### Task
Output the data that follows exactly, line for line.

-.-.-

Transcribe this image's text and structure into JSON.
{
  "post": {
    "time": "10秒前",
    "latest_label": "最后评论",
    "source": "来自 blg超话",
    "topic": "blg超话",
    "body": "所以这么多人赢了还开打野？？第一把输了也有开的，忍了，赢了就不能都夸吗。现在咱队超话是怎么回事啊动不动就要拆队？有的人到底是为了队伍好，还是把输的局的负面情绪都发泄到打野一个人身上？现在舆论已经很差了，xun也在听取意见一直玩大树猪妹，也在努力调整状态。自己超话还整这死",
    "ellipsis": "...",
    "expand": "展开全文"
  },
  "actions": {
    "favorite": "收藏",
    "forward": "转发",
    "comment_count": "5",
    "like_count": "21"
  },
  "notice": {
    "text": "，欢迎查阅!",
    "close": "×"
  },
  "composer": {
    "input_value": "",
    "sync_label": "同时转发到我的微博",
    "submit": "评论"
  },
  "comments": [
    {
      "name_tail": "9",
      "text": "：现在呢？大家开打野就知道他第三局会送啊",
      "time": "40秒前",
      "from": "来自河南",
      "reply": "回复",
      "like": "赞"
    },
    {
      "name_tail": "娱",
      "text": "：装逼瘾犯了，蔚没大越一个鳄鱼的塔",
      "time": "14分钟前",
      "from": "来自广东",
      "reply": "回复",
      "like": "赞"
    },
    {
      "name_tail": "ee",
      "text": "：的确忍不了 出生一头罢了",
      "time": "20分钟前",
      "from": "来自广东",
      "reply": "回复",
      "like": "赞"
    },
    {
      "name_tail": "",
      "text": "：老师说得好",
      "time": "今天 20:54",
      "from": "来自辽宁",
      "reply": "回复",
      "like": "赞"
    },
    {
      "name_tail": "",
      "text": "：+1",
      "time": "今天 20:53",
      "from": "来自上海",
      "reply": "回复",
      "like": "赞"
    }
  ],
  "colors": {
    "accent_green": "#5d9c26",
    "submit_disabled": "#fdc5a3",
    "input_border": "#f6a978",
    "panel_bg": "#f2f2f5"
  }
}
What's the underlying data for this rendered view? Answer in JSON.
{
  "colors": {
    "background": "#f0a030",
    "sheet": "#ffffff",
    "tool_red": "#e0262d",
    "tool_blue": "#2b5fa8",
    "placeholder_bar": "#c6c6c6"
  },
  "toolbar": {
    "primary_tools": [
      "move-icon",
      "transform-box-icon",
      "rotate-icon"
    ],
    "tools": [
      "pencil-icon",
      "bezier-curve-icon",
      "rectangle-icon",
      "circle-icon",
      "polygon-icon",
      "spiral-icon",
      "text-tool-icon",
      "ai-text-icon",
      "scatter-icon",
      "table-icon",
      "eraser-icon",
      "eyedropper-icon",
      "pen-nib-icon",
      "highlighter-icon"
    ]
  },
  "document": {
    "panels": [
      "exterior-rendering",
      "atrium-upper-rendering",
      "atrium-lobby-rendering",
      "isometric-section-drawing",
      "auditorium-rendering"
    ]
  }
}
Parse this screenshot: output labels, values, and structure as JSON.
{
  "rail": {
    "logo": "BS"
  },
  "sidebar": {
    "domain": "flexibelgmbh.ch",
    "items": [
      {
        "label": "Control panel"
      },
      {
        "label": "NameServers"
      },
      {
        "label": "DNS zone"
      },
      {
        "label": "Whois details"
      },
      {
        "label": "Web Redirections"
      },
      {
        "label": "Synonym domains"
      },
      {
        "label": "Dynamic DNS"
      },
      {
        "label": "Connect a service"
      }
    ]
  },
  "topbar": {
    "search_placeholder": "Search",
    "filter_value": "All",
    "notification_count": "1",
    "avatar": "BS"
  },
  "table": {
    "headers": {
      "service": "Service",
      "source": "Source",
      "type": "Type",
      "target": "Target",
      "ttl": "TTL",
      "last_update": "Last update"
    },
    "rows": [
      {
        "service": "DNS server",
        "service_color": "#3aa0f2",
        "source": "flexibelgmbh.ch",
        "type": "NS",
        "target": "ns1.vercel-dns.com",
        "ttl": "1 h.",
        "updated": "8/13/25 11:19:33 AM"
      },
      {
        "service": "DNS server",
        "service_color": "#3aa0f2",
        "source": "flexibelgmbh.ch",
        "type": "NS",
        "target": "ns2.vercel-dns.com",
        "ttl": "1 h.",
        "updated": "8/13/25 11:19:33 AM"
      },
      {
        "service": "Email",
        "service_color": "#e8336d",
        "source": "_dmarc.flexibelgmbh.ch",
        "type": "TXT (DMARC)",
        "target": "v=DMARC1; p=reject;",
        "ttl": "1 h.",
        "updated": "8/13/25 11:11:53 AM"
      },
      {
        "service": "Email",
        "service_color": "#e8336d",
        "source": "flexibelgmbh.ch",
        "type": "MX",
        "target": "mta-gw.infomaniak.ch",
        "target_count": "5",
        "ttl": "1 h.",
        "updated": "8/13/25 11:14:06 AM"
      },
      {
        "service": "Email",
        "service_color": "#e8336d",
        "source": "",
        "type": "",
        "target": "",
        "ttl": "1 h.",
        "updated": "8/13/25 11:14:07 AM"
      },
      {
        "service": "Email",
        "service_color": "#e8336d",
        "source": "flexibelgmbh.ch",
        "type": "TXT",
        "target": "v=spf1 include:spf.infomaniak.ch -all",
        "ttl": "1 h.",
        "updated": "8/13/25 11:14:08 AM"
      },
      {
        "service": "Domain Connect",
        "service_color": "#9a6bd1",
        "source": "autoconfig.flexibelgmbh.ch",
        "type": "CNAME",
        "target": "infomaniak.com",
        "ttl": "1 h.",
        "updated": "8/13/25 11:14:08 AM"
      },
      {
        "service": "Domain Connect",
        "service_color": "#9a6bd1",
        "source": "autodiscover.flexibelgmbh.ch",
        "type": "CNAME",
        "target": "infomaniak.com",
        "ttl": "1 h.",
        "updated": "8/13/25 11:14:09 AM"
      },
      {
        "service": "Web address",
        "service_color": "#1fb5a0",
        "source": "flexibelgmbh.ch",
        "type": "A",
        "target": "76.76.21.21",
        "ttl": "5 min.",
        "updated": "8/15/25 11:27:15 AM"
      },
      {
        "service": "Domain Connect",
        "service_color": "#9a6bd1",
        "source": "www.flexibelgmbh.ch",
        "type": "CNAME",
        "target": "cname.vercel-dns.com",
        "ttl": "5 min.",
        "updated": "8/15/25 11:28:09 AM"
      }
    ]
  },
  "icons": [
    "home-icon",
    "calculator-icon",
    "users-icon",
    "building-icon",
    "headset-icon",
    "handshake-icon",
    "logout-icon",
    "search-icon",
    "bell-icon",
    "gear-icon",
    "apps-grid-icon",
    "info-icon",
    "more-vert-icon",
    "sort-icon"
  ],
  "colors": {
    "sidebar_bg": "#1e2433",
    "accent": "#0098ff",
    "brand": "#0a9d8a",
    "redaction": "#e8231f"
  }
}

-.-.-

### Answer to this exercise
Transcribe this image's text and structure into JSON.
{
  "post": {
    "time": "10秒前",
    "latest_label": "最后评论",
    "source": "来自 blg超话",
    "topic": "blg超话",
    "body": "所以这么多人赢了还开打野？？第一把输了也有开的，忍了，赢了就不能都夸吗。现在咱队超话是怎么回事啊动不动就要拆队？有的人到底是为了队伍好，还是把输的局的负面情绪都发泄到打野一个人身上？现在舆论已经很差了，xun也在听取意见一直玩大树猪妹，也在努力调整状态。自己超话还整这死",
    "ellipsis": "...",
    "expand": "展开全文"
  },
  "actions": {
    "favorite": "收藏",
    "forward": "转发",
    "comment_count": "5",
    "like_count": "21"
  },
  "notice": {
    "text": "，欢迎查阅!",
    "close": "×"
  },
  "composer": {
    "input_value": "",
    "sync_label": "同时转发到我的微博",
    "submit": "评论"
  },
  "comments": [
    {
      "name_tail": "9",
      "text": "：现在呢？大家开打野就知道他第三局会送啊",
      "time": "40秒前",
      "from": "来自河南",
      "reply": "回复",
      "like": "赞"
    },
    {
      "name_tail": "娱",
      "text": "：装逼瘾犯了，蔚没大越一个鳄鱼的塔",
      "time": "14分钟前",
      "from": "来自广东",
      "reply": "回复",
      "like": "赞"
    },
    {
      "name_tail": "ee",
      "text": "：的确忍不了 出生一头罢了",
      "time": "20分钟前",
      "from": "来自广东",
      "reply": "回复",
      "like": "赞"
    },
    {
      "name_tail": "",
      "text": "：老师说得好",
      "time": "今天 20:54",
      "from": "来自辽宁",
      "reply": "回复",
      "like": "赞"
    },
    {
      "name_tail": "",
      "text": "：+1",
      "time": "今天 20:53",
      "from": "来自上海",
      "reply": "回复",
      "like": "赞"
    }
  ],
  "colors": {
    "accent_green": "#5d9c26",
    "submit_disabled": "#fdc5a3",
    "input_border": "#f6a978",
    "panel_bg": "#f2f2f5"
  }
}
What's the underlying data for this rendered view? Answer in JSON.
{
  "colors": {
    "background": "#f0a030",
    "sheet": "#ffffff",
    "tool_red": "#e0262d",
    "tool_blue": "#2b5fa8",
    "placeholder_bar": "#c6c6c6"
  },
  "toolbar": {
    "primary_tools": [
      "move-icon",
      "transform-box-icon",
      "rotate-icon"
    ],
    "tools": [
      "pencil-icon",
      "bezier-curve-icon",
      "rectangle-icon",
      "circle-icon",
      "polygon-icon",
      "spiral-icon",
      "text-tool-icon",
      "ai-text-icon",
      "scatter-icon",
      "table-icon",
      "eraser-icon",
      "eyedropper-icon",
      "pen-nib-icon",
      "highlighter-icon"
    ]
  },
  "document": {
    "panels": [
      "exterior-rendering",
      "atrium-upper-rendering",
      "atrium-lobby-rendering",
      "isometric-section-drawing",
      "auditorium-rendering"
    ]
  }
}
Parse this screenshot: output labels, values, and structure as JSON.
{
  "rail": {
    "logo": "BS"
  },
  "sidebar": {
    "domain": "flexibelgmbh.ch",
    "items": [
      {
        "label": "Control panel"
      },
      {
        "label": "NameServers"
      },
      {
        "label": "DNS zone"
      },
      {
        "label": "Whois details"
      },
      {
        "label": "Web Redirections"
      },
      {
        "label": "Synonym domains"
      },
      {
        "label": "Dynamic DNS"
      },
      {
        "label": "Connect a service"
      }
    ]
  },
  "topbar": {
    "search_placeholder": "Search",
    "filter_value": "All",
    "notification_count": "1",
    "avatar": "BS"
  },
  "table": {
    "headers": {
      "service": "Service",
      "source": "Source",
      "type": "Type",
      "target": "Target",
      "ttl": "TTL",
      "last_update": "Last update"
    },
    "rows": [
      {
        "service": "DNS server",
        "service_color": "#3aa0f2",
        "source": "flexibelgmbh.ch",
        "type": "NS",
        "target": "ns1.vercel-dns.com",
        "ttl": "1 h.",
        "updated": "8/13/25 11:19:33 AM"
      },
      {
        "service": "DNS server",
        "service_color": "#3aa0f2",
        "source": "flexibelgmbh.ch",
        "type": "NS",
        "target": "ns2.vercel-dns.com",
        "ttl": "1 h.",
        "updated": "8/13/25 11:19:33 AM"
      },
      {
        "service": "Email",
        "service_color": "#e8336d",
        "source": "_dmarc.flexibelgmbh.ch",
        "type": "TXT (DMARC)",
        "target": "v=DMARC1; p=reject;",
        "ttl": "1 h.",
        "updated": "8/13/25 11:11:53 AM"
      },
      {
        "service": "Email",
        "service_color": "#e8336d",
        "source": "flexibelgmbh.ch",
        "type": "MX",
        "target": "mta-gw.infomaniak.ch",
        "target_count": "5",
        "ttl": "1 h.",
        "updated": "8/13/25 11:14:06 AM"
      },
      {
        "service": "Email",
        "service_color": "#e8336d",
        "source": "",
        "type": "",
        "target": "",
        "ttl": "1 h.",
        "updated": "8/13/25 11:14:07 AM"
      },
      {
        "service": "Email",
        "service_color": "#e8336d",
        "source": "flexibelgmbh.ch",
        "type": "TXT",
        "target": "v=spf1 include:spf.infomaniak.ch -all",
        "ttl": "1 h.",
        "updated": "8/13/25 11:14:08 AM"
      },
      {
        "service": "Domain Connect",
        "service_color": "#9a6bd1",
        "source": "autoconfig.flexibelgmbh.ch",
        "type": "CNAME",
        "target": "infomaniak.com",
        "ttl": "1 h.",
        "updated": "8/13/25 11:14:08 AM"
      },
      {
        "service": "Domain Connect",
        "service_color": "#9a6bd1",
        "source": "autodiscover.flexibelgmbh.ch",
        "type": "CNAME",
        "target": "infomaniak.com",
        "ttl": "1 h.",
        "updated": "8/13/25 11:14:09 AM"
      },
      {
        "service": "Web address",
        "service_color": "#1fb5a0",
        "source": "flexibelgmbh.ch",
        "type": "A",
        "target": "76.76.21.21",
        "ttl": "5 min.",
        "updated": "8/15/25 11:27:15 AM"
      },
      {
        "service": "Domain Connect",
        "service_color": "#9a6bd1",
        "source": "www.flexibelgmbh.ch",
        "type": "CNAME",
        "target": "cname.vercel-dns.com",
        "ttl": "5 min.",
        "updated": "8/15/25 11:28:09 AM"
      }
    ]
  },
  "icons": [
    "home-icon",
    "calculator-icon",
    "users-icon",
    "building-icon",
    "headset-icon",
    "handshake-icon",
    "logout-icon",
    "search-icon",
    "bell-icon",
    "gear-icon",
    "apps-grid-icon",
    "info-icon",
    "more-vert-icon",
    "sort-icon"
  ],
  "colors": {
    "sidebar_bg": "#1e2433",
    "accent": "#0098ff",
    "brand": "#0a9d8a",
    "redaction": "#e8231f"
  }
}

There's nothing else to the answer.